◆ **What is expected**
Show, in full, each line of the data that contains "value".

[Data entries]
^^^^^^^^^^^^^^^^

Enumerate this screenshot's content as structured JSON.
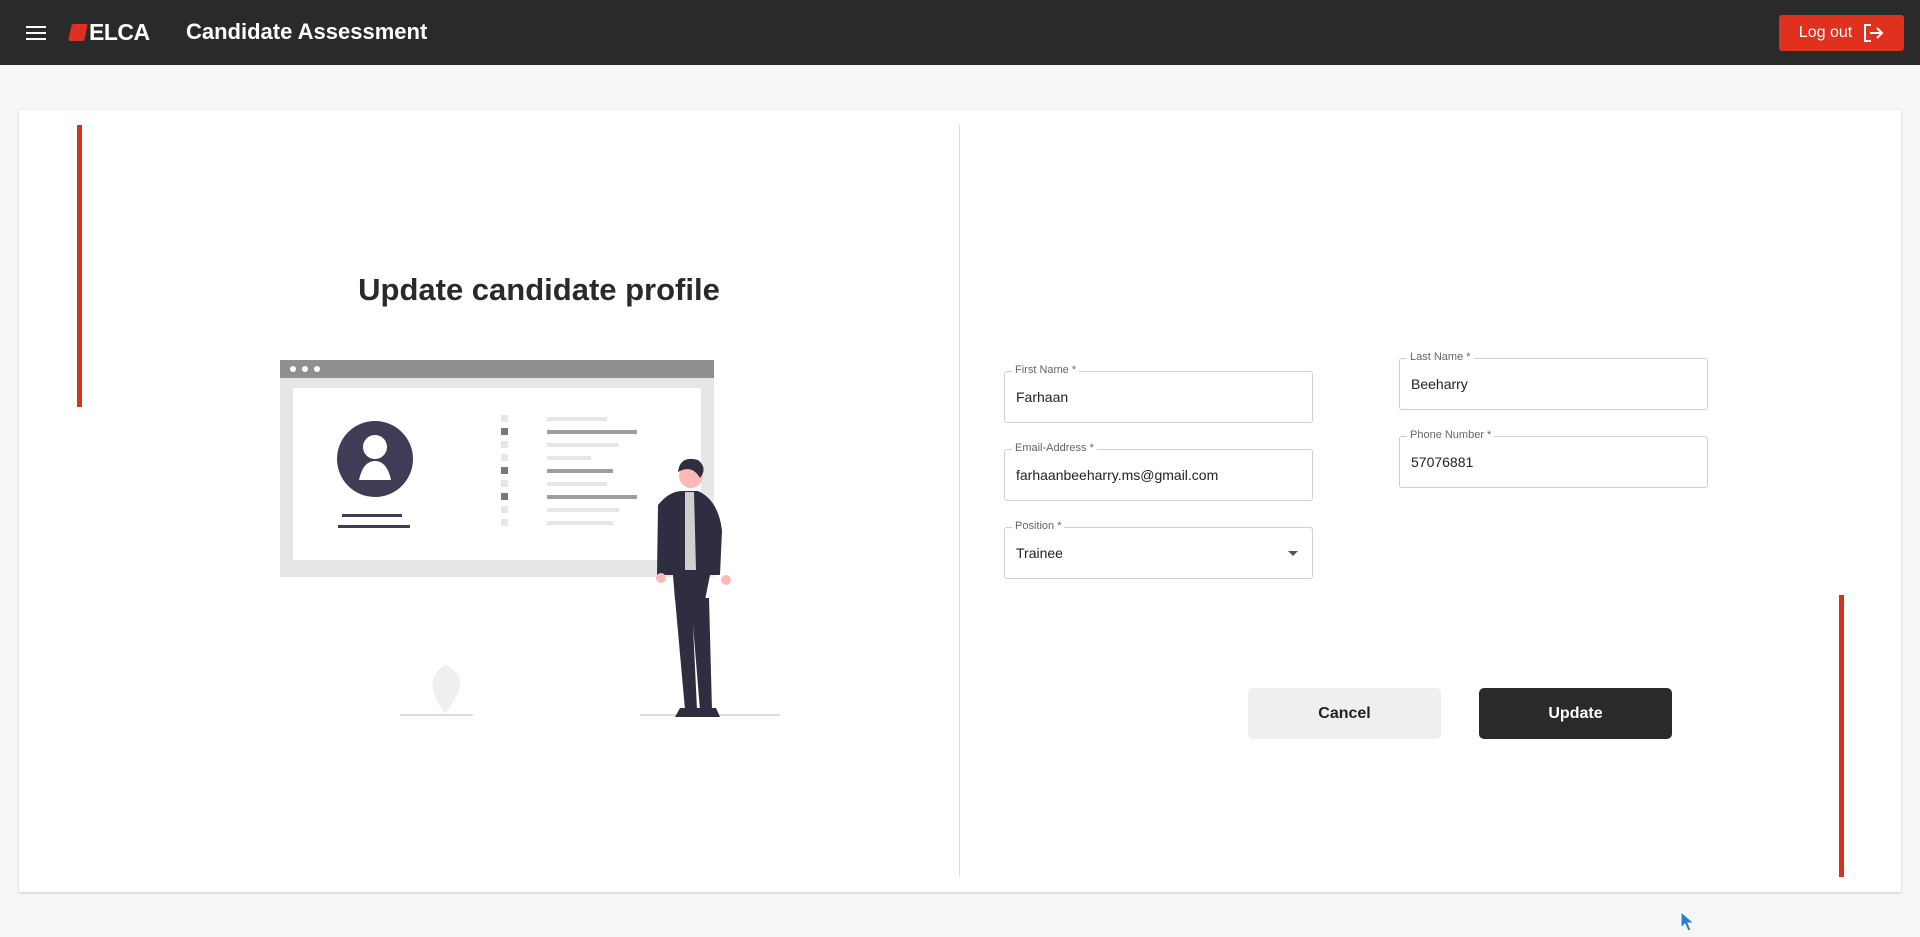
{
  "header": {
    "logo_text": "ELCA",
    "title": "Candidate Assessment",
    "logout_label": "Log out"
  },
  "page": {
    "heading": "Update candidate profile"
  },
  "form": {
    "first_name": {
      "label": "First Name *",
      "value": "Farhaan"
    },
    "last_name": {
      "label": "Last Name *",
      "value": "Beeharry"
    },
    "email": {
      "label": "Email-Address *",
      "value": "farhaanbeeharry.ms@gmail.com"
    },
    "phone": {
      "label": "Phone Number *",
      "value": "57076881"
    },
    "position": {
      "label": "Position *",
      "value": "Trainee"
    }
  },
  "actions": {
    "cancel_label": "Cancel",
    "update_label": "Update"
  },
  "colors": {
    "brand_red": "#e0301e",
    "header_dark": "#2a2a2b",
    "accent_bar": "#d5331f"
  },
  "icons": {
    "menu": "hamburger-menu-icon",
    "logout": "logout-icon",
    "dropdown": "chevron-down-icon",
    "cursor": "mouse-pointer-icon"
  }
}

^^^^^^^^^^^^^^^^

◆ **Task response**
      "value": "Farhaan"
      "value": "Beeharry"
      "value": "farhaanbeeharry.ms@gmail.com"
      "value": "57076881"
      "value": "Trainee"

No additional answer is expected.